• What you will do:
Reply only with how many lines contain the word "балаға".

• Collected data entries:
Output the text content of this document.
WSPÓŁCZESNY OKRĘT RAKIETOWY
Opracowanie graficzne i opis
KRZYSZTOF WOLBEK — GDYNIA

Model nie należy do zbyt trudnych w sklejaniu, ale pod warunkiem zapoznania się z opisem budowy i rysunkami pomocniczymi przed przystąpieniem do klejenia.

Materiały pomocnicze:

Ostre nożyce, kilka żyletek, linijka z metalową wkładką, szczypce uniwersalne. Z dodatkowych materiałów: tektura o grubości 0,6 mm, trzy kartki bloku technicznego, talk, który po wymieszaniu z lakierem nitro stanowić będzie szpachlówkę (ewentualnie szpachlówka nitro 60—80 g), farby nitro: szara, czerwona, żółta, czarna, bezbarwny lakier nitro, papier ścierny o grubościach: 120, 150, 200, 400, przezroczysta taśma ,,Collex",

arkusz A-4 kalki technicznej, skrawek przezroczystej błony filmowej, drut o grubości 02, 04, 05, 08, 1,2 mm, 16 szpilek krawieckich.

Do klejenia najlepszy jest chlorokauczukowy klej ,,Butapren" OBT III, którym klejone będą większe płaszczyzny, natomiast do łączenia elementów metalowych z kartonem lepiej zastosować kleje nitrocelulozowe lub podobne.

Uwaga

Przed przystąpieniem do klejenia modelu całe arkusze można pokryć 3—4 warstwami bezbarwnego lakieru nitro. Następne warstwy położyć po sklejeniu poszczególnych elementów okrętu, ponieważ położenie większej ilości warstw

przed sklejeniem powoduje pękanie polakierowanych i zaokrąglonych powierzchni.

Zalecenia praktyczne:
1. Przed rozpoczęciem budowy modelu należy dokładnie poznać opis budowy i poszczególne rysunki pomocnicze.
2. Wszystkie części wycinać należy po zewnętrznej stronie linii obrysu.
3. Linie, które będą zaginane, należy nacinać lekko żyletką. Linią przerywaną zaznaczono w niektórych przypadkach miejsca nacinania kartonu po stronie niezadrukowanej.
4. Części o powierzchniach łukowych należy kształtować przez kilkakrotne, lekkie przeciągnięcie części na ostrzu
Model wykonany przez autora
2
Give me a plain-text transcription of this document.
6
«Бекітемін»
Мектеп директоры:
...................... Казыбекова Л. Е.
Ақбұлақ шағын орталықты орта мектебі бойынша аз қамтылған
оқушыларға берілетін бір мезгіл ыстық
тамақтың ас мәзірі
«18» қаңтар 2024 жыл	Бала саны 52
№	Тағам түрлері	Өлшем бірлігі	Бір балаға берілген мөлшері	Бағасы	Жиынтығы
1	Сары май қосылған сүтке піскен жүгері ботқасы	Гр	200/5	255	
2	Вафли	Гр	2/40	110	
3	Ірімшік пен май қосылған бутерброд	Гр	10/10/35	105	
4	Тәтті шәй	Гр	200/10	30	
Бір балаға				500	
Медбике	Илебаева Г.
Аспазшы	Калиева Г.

• Full output:
2